### Document section
If the UAW really is to blame at all, then, it is because of the union's utter failure to unionize any of the transplants (Japanese companies which produce cars in the US)...
As is now clear, when the UAW exposed the Big Three to insurmountable competitive disadvantages, it cut its own throat...
It is not too late to save the Big Three. But the solution is not to tear down the historic and heroic gains won by prior generations of UAW workers. If there is hope long term -- for the unionized Big Three companies and for the UAW -- it rests in dealing with the unfinished business of the 1980s: unionizing the unorganized transplants.
This guy probably thinks that communism could work--if it were implemented correctly.
3 comments:
The poor schmoe is like Cinderella's ugly step-sisters trying to jam their big, fat feet into the glass slipper.
Like the ugly step-sisters, Mr. Payne's too fixated on his rosy dreams of a historic and heroic union to accept what current affairs is telling him: that unions are parasites and you put up with parasites when things are good enough to allow you to ignore the parasites. Well things aren't so good now and that's due in part to those unions.
What I find interesting is that, and this is just my perception, the appreciation of the unions role as a parasite on the body economic is displacing the previous view of unions as heroic organizations empowering the powerless at the expense of the greedy. Not to say there aren't plenty of lefties who hew to the old view but since there aren't plenty of lefties that view has less and less political force.
What's funny is that the group that's likely to come out of this most clearly damaged is the unions. The unions are frantically trying to shore up the gains of theirs that have been slipping away since the mid-eighties and this debacle isn't helping since it highlights how much they've lost and how little power they have to hang on to what they've got left.
I'm not quite ready to predict the end of closed-shop here in Michigan but I think that, even with a Democrat-controlled Congress and a Democrat in the White House we ought to get ready for successes by those in favor of right-to-work laws.

### Extracted data
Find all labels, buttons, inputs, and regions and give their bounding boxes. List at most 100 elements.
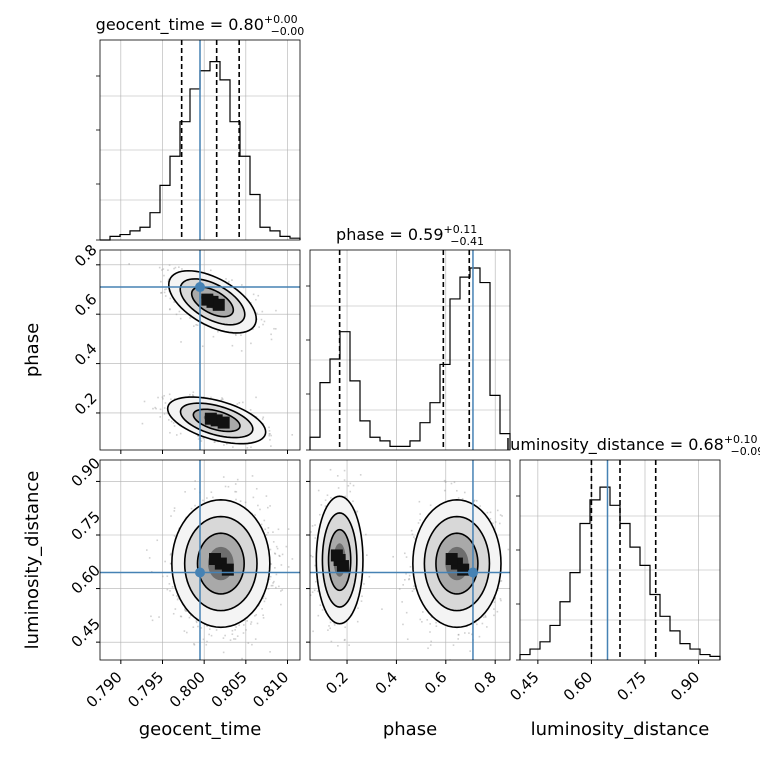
sample-point [355, 511, 358, 514]
sample-point [493, 614, 495, 617]
sample-point [197, 435, 200, 438]
sample-point [275, 573, 278, 576]
sample-point [463, 491, 466, 494]
x-tick-label: 0.60 [560, 668, 596, 704]
density-peak [336, 560, 349, 573]
sample-point [274, 553, 277, 555]
sample-point [316, 590, 319, 593]
sample-point [498, 522, 501, 525]
sample-point [435, 621, 437, 624]
sample-point [163, 394, 165, 397]
histogram-title: phase = 0.59+0.11 −0.41 [336, 223, 484, 248]
sample-point [409, 565, 412, 568]
histogram-panel-geocent_time: geocent_time = 0.80+0.00 −0.00 [96, 13, 304, 241]
sample-point [427, 647, 429, 650]
sample-point [359, 474, 362, 476]
sample-point [167, 269, 169, 271]
sample-point [141, 422, 144, 425]
sample-point [264, 528, 267, 531]
sample-point [155, 407, 157, 410]
histogram-step-line [519, 486, 721, 660]
sample-point [525, 553, 527, 555]
sample-point [184, 608, 186, 611]
sample-point [215, 629, 218, 631]
sample-point [262, 614, 264, 617]
sample-point [169, 297, 172, 300]
sample-point [512, 556, 514, 558]
sample-point [279, 555, 281, 558]
sample-point [499, 598, 502, 600]
sample-point [194, 488, 196, 490]
sample-point [184, 609, 187, 612]
sample-point [268, 430, 271, 432]
sample-point [457, 633, 460, 636]
sample-point [172, 422, 175, 424]
sample-point [499, 514, 502, 516]
sample-point [365, 533, 367, 536]
sample-point [195, 620, 198, 622]
histogram-title: luminosity_distance = 0.68+0.10−0.09 [506, 433, 760, 458]
sample-point [392, 555, 394, 558]
sample-point [193, 643, 196, 646]
y-tick-label: 0.6 [71, 290, 101, 320]
sample-point [190, 507, 193, 510]
sample-point [310, 554, 312, 557]
sample-point [241, 657, 243, 660]
sample-point [246, 620, 249, 622]
sample-point [159, 408, 162, 411]
x-tick-label: 0.8 [470, 668, 500, 698]
sample-point [173, 507, 176, 509]
sample-point [179, 615, 182, 618]
title-value: 0.68 [688, 435, 724, 454]
sample-point [242, 624, 245, 626]
sample-point [326, 494, 329, 497]
x-axis-label-phase: phase [383, 719, 437, 740]
sample-point [457, 638, 459, 640]
sample-point [453, 481, 456, 484]
sample-point [329, 468, 332, 471]
histogram-frame [99, 39, 301, 241]
sample-point [337, 645, 339, 647]
sample-point [342, 664, 344, 666]
sample-point [151, 619, 154, 622]
sample-point [408, 578, 411, 580]
sample-point [242, 632, 245, 634]
sample-point [280, 590, 282, 592]
sample-point [173, 425, 176, 427]
sample-point [499, 580, 502, 583]
sample-point [231, 629, 234, 632]
sample-point [413, 588, 415, 591]
sample-point [489, 511, 492, 514]
sample-point [169, 590, 171, 592]
sample-point [267, 587, 270, 590]
sample-point [224, 634, 226, 637]
sample-point [183, 630, 186, 632]
x-tick-label: 0.790 [83, 668, 126, 711]
sample-point [166, 575, 169, 578]
y-tick-label: 0.2 [71, 389, 101, 419]
sample-point [501, 515, 503, 517]
sample-point [173, 301, 176, 303]
sample-point [281, 553, 284, 556]
sample-point [229, 639, 232, 641]
sample-point [452, 644, 455, 646]
sample-point [217, 330, 219, 333]
sample-point [475, 499, 478, 502]
sample-point [168, 583, 171, 585]
sample-point [484, 614, 487, 617]
sample-point [255, 416, 258, 418]
sample-point [414, 538, 416, 540]
sample-point [205, 643, 208, 646]
sample-point [195, 323, 197, 326]
sample-point [233, 638, 235, 640]
sample-point [257, 504, 259, 507]
x-tick-label: 0.800 [166, 668, 209, 711]
sample-point [320, 504, 323, 506]
sample-point [209, 269, 212, 272]
sample-point [313, 589, 316, 592]
sample-point [368, 575, 371, 578]
sample-point [160, 291, 163, 294]
sample-point [333, 622, 335, 624]
sample-point [306, 510, 308, 512]
sample-point [150, 615, 152, 618]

### Instruction 1
In the post on the UAW and the Big Three, what does the term "transplants" refer to?
### Instruction 2
Summarize the post on the UAW and the Big Three in two sentences.
### Instruction 3
Write the next part of the discussion on the UAW and the Big Three, picking up after its final comment.
The listing isn't needed for any of this.

### Task response 1
Japanese companies that produce cars in the US.

### Task response 2
A quoted passage argues that the UAW is at fault only for failing to unionize the transplants, and that long-term hope for the Big Three and the union lies in organizing them rather than tearing down past gains. The comments reject that view, calling unions parasites, predicting that unions will come out of the crisis most clearly damaged, and expecting successes for right-to-work supporters in Michigan.

### Task response 3
If the unions can't hang onto closed-shop laws that'll reduce the political power of all unions meaning the forces arrayed in favor of the educational status quo will be more isolated and thrown more on their own resources. When it comes time to hold the line against charters and vouchers there'll be that much less in the way of influence and resources to throw into the fight.
To make his idea work, we would also have to put very high import tariffs on automobiles, so that consumers wouldn't have the choice of getting lower prices and/or lower quality from abroad.
The unions have never understood that it's not all cookies and marshmallow fluff on the other side of the building. While CEO's may be making out like bandits, many of the sales and support workers are losing jobs and benefits right and left. You can't pay employees unless you make enough money to pay for power, supplies and all of the side issues facing any industry. When employees get legal might to force exorbitant payments from employers, the businesses go away. Where's Bethlehem Steel these days? Do you think steelworkers would back off on their earlier demands if they had realized they were driving a stake in the viability of their own companies? Yet the unions persist in saying the trouble isn't with them. When Company A has to compensate employees at $72 per hour and Company B only pays them $42 per hour, who will make more profit, have lower costs, charge less for products and be more profitable?